<<<<

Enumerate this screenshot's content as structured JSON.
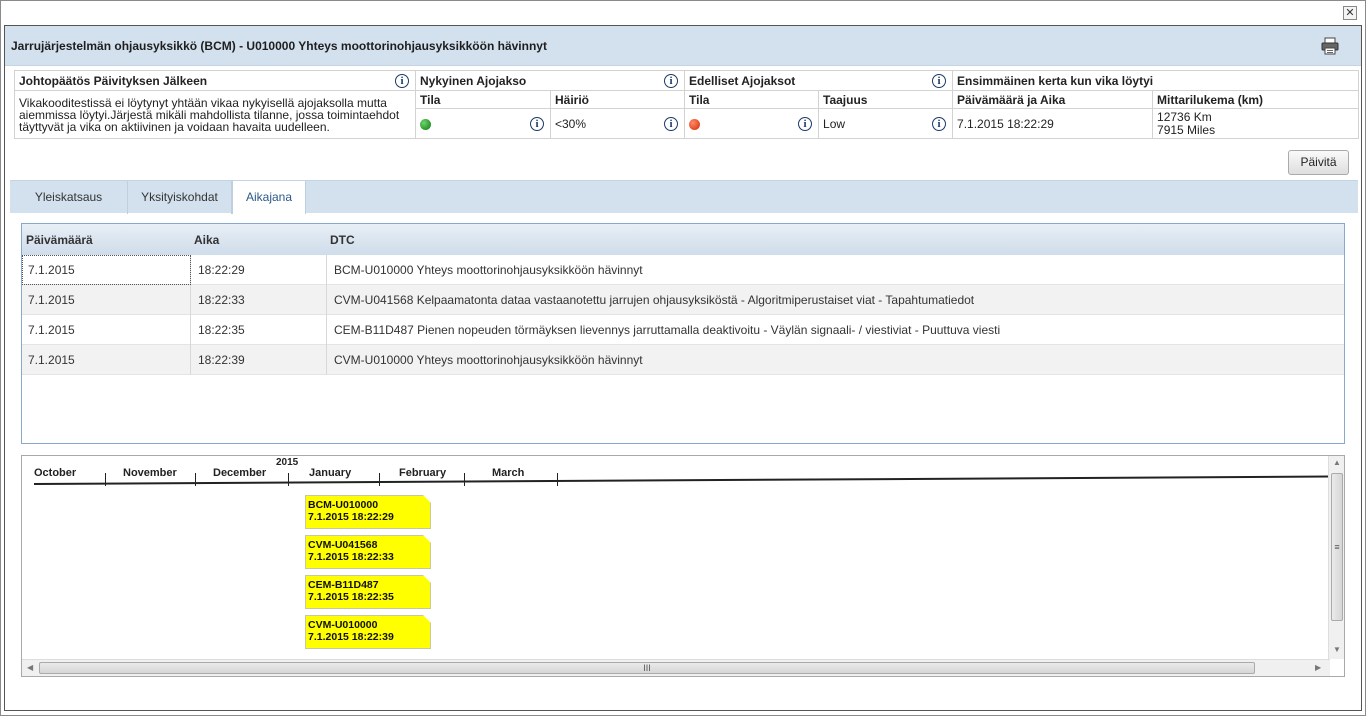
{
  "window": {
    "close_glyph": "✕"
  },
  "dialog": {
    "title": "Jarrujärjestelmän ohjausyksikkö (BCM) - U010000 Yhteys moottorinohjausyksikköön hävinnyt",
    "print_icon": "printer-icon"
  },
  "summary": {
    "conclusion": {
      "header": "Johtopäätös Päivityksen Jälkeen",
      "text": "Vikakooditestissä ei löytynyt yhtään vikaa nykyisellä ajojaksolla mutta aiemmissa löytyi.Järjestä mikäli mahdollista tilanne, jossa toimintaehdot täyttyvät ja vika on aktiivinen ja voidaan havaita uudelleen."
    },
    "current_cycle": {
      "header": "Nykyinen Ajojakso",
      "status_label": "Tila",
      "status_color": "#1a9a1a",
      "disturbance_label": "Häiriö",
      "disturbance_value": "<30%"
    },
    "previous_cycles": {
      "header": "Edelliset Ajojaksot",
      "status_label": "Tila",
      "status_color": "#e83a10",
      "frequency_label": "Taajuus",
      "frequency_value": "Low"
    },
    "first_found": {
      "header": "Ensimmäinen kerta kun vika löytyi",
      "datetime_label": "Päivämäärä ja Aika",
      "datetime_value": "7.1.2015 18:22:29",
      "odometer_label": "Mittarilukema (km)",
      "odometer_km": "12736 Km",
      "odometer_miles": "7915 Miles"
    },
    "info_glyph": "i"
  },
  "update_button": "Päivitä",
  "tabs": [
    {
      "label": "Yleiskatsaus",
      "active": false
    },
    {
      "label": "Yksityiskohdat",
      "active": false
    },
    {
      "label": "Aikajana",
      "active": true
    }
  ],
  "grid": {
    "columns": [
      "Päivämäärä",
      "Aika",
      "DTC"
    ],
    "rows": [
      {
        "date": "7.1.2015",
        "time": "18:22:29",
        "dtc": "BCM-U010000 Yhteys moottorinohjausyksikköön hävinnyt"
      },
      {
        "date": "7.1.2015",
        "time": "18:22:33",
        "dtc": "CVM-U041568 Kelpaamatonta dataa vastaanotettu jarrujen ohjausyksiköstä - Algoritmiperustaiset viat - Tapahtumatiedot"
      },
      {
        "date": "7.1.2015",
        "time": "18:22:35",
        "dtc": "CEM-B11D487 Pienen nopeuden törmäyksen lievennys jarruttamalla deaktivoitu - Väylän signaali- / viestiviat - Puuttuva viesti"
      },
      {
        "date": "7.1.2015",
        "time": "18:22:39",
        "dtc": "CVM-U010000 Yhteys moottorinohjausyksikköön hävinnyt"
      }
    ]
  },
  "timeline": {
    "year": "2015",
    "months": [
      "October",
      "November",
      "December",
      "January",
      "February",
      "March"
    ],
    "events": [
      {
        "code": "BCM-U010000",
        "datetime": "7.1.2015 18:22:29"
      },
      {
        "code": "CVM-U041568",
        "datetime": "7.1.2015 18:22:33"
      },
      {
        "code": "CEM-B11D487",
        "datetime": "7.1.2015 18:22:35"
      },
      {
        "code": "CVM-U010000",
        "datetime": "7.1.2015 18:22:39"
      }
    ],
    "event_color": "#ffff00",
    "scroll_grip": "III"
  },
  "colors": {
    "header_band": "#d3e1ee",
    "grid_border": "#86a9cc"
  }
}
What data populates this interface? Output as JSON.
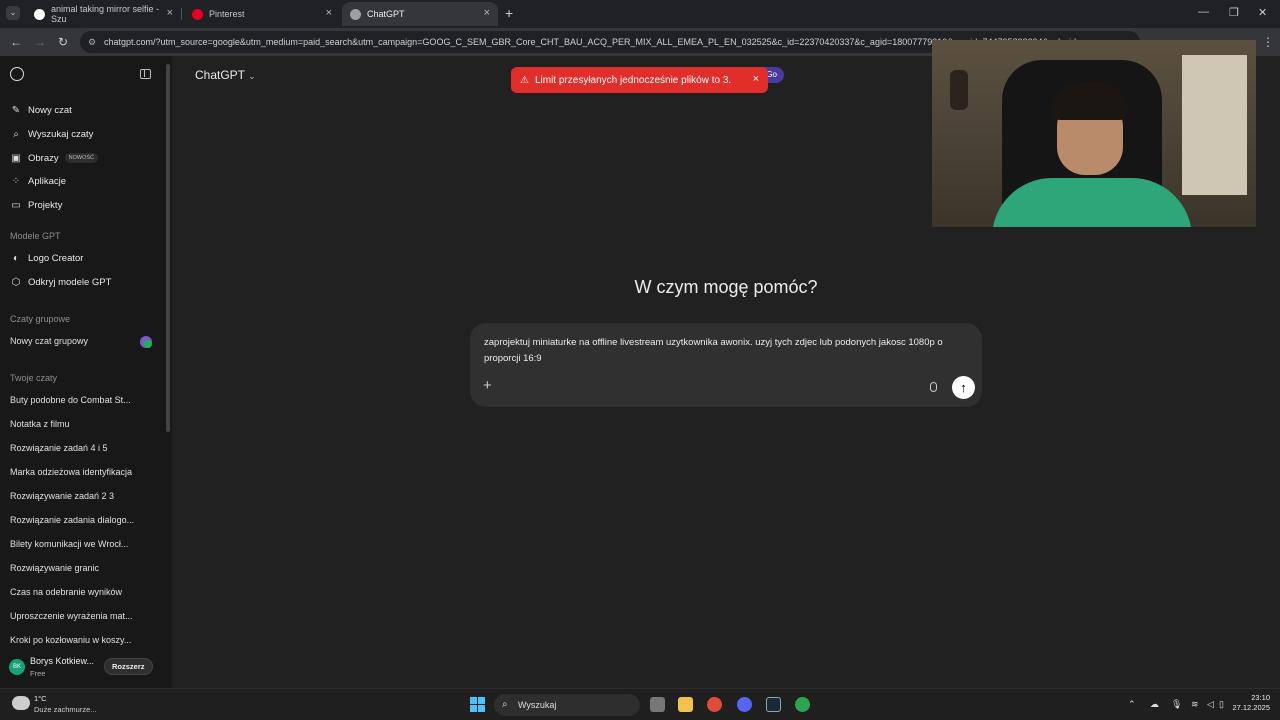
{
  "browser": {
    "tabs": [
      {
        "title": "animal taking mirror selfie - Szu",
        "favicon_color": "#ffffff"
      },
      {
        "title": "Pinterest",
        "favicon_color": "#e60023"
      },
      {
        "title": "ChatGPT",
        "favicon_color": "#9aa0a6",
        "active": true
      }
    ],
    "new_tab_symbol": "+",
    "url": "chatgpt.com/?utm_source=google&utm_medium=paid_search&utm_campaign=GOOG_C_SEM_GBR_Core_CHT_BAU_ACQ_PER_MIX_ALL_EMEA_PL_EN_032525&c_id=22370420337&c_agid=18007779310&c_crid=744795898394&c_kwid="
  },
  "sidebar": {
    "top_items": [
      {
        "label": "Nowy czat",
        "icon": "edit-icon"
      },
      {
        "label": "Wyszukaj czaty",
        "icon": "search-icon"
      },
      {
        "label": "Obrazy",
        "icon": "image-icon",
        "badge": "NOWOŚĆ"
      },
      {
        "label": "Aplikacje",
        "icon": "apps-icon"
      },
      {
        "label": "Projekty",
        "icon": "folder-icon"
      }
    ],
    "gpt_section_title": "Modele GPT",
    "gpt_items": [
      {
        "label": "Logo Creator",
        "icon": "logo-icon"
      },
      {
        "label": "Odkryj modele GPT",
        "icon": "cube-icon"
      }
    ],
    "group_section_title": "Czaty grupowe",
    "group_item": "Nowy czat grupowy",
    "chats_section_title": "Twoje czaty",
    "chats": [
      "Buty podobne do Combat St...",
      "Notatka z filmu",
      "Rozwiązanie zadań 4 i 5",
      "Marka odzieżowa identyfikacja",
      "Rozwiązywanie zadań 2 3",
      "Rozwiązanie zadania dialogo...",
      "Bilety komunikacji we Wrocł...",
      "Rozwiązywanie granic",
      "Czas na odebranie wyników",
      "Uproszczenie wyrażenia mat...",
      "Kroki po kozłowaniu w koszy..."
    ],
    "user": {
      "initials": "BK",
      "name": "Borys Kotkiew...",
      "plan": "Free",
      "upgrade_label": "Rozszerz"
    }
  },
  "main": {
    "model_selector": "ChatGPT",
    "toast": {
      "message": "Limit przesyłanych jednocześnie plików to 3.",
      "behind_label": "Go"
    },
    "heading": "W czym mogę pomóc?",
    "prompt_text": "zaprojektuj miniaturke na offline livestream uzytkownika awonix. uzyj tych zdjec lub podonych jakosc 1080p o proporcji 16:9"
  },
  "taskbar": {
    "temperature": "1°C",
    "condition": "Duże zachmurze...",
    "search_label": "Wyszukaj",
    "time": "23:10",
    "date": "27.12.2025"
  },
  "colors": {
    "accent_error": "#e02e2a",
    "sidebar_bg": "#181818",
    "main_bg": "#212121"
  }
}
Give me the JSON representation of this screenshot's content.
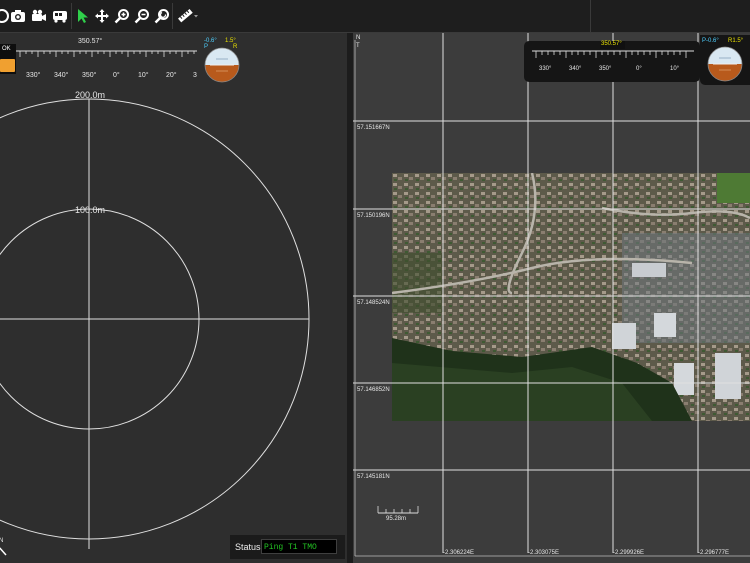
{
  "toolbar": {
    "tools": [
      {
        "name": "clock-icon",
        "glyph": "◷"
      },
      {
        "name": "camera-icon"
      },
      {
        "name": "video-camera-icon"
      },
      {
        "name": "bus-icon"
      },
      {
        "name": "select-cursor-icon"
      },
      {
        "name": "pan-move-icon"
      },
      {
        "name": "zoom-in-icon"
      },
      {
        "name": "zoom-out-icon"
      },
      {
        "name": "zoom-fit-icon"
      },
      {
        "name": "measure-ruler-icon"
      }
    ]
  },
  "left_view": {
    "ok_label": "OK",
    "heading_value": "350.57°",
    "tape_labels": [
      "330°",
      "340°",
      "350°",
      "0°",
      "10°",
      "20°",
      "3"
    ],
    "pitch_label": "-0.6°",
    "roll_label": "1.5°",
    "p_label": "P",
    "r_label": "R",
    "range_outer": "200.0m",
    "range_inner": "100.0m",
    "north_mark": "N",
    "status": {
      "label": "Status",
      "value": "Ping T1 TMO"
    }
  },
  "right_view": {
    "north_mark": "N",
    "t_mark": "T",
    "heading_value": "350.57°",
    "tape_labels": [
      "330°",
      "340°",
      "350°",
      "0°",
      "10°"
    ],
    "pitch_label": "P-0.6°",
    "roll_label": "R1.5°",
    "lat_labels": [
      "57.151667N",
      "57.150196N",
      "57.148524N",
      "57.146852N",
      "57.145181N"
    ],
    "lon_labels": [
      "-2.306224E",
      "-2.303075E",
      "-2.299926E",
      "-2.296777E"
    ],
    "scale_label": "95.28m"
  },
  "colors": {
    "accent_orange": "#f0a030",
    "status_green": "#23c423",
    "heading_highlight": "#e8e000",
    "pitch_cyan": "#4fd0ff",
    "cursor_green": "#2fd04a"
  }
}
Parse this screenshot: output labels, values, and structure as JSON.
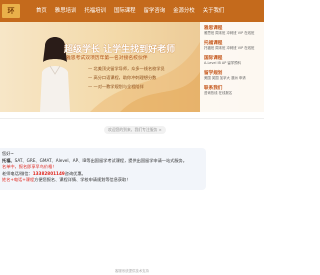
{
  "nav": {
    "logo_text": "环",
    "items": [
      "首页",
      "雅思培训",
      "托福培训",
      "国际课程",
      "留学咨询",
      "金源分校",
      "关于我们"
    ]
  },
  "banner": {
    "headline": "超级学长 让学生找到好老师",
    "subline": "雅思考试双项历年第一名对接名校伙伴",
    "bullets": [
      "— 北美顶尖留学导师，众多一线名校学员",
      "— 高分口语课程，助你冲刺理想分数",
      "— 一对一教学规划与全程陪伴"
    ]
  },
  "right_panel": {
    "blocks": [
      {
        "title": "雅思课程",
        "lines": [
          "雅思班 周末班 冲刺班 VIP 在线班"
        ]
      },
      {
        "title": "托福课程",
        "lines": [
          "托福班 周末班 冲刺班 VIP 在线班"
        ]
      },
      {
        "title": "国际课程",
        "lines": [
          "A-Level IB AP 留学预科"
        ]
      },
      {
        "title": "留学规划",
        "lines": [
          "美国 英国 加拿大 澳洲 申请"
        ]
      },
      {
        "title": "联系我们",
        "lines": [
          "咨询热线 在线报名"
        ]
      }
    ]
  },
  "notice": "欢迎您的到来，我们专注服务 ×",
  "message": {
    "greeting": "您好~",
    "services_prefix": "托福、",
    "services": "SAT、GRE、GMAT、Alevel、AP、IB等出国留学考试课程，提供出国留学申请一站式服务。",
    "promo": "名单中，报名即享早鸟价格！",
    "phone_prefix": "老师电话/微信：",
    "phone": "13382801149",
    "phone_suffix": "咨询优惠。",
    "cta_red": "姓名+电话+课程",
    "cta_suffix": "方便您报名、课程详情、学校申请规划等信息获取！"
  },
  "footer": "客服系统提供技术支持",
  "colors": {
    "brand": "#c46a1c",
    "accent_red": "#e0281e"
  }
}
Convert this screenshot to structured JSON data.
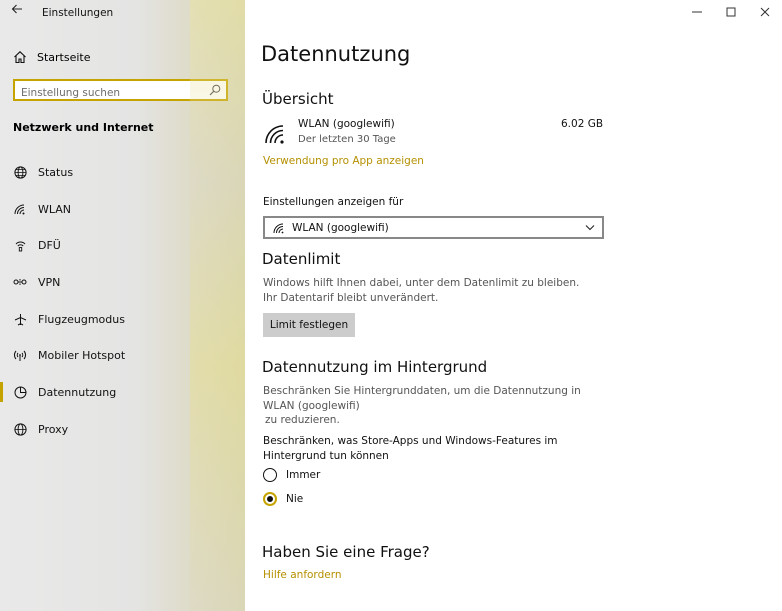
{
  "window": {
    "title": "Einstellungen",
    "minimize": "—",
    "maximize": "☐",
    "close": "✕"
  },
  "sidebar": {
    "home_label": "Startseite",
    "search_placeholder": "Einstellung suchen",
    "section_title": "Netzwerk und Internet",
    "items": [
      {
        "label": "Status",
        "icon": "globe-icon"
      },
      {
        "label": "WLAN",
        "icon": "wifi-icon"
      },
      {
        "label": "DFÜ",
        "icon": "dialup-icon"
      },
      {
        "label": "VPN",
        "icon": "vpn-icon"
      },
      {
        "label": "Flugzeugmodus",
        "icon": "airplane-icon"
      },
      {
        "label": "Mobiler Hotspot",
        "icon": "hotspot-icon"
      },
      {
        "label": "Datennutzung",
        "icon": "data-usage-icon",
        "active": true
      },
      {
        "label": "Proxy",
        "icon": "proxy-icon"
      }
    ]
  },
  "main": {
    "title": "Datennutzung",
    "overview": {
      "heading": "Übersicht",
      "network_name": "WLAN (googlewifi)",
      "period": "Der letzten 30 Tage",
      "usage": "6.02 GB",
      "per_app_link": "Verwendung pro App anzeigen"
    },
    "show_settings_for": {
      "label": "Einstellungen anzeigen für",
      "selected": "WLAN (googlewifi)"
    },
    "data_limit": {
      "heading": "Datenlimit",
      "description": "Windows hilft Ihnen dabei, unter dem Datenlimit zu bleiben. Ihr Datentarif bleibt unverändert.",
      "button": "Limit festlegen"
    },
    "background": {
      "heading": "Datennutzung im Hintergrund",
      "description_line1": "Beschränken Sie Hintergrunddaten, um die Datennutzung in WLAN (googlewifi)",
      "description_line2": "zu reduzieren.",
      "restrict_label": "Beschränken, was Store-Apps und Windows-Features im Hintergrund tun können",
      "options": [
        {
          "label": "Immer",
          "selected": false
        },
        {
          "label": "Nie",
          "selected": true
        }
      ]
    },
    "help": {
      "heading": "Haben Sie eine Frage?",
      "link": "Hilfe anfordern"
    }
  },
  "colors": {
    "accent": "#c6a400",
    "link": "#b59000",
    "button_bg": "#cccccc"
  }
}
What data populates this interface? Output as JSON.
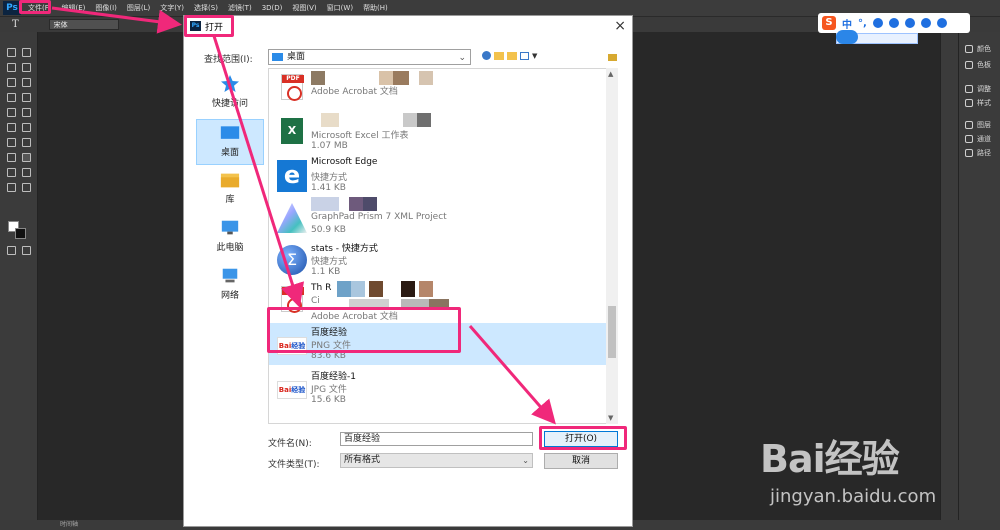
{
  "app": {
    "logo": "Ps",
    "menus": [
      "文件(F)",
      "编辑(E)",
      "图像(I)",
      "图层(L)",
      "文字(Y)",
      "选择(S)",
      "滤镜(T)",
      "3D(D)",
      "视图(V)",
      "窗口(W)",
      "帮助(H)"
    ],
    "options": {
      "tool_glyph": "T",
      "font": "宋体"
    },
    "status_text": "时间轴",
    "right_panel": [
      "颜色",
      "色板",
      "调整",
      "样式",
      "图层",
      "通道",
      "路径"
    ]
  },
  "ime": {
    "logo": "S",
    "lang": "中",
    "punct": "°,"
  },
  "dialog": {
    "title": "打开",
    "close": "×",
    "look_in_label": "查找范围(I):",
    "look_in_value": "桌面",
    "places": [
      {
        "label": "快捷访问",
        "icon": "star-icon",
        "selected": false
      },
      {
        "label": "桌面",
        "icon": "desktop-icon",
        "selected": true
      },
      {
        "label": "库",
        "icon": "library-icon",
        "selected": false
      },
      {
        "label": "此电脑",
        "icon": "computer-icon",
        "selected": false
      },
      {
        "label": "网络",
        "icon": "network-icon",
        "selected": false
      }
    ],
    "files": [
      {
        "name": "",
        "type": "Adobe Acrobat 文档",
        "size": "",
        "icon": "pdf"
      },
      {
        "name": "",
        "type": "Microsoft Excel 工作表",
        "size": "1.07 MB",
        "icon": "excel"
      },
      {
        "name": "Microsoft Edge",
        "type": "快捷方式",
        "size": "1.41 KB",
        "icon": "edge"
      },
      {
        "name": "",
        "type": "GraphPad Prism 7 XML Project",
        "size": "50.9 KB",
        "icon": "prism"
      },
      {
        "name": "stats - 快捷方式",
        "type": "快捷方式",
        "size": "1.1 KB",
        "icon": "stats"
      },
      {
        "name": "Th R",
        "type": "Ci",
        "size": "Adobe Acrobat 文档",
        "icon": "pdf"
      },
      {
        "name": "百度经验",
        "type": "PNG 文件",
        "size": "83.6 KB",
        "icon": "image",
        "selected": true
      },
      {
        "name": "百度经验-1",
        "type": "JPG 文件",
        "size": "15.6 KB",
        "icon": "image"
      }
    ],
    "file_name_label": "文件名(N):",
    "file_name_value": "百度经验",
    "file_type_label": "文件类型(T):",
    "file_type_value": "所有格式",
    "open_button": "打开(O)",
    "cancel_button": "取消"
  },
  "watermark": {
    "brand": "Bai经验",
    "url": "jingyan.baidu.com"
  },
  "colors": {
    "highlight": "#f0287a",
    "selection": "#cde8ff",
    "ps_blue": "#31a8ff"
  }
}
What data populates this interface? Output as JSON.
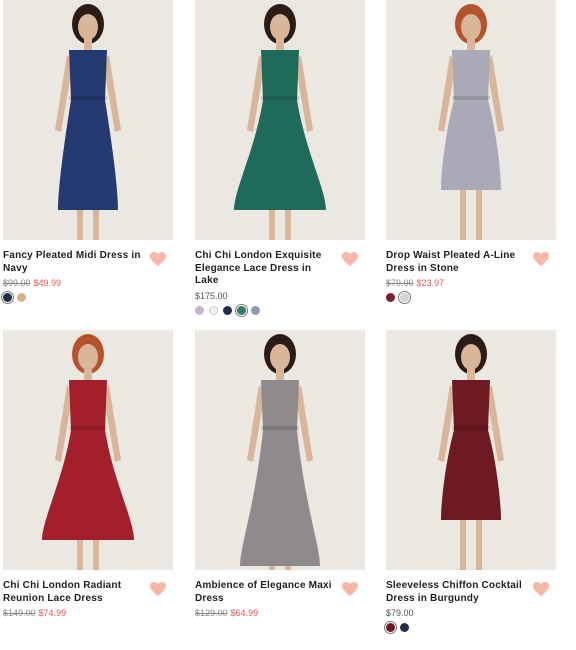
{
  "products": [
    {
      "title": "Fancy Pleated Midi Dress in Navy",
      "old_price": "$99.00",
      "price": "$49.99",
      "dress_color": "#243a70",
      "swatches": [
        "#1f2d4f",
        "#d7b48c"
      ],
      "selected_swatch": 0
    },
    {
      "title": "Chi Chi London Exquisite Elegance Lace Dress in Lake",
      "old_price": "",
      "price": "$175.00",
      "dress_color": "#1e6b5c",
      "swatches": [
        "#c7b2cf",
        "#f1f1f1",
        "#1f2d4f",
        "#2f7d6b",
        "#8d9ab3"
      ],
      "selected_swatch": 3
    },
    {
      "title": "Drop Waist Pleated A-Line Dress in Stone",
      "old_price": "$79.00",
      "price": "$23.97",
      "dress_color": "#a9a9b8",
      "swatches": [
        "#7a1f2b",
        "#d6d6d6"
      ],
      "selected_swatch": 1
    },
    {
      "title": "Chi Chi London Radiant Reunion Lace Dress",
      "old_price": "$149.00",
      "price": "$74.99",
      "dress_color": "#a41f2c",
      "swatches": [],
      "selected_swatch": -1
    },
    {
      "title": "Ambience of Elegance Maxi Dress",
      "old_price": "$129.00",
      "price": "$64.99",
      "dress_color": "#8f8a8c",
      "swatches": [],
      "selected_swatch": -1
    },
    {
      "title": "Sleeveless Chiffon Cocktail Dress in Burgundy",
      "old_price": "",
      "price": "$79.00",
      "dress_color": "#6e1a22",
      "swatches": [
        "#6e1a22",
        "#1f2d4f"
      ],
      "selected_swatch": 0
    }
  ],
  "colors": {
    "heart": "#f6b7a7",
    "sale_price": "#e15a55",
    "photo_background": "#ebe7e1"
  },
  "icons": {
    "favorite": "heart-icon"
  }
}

>>>>

■ Exercise task: List every line above that holds the word "Rozwiązanie".

■ Answer to the exercise:
      "Rozwiązanie zadań 4 i 5",
      "Rozwiązanie zadania dialogo...",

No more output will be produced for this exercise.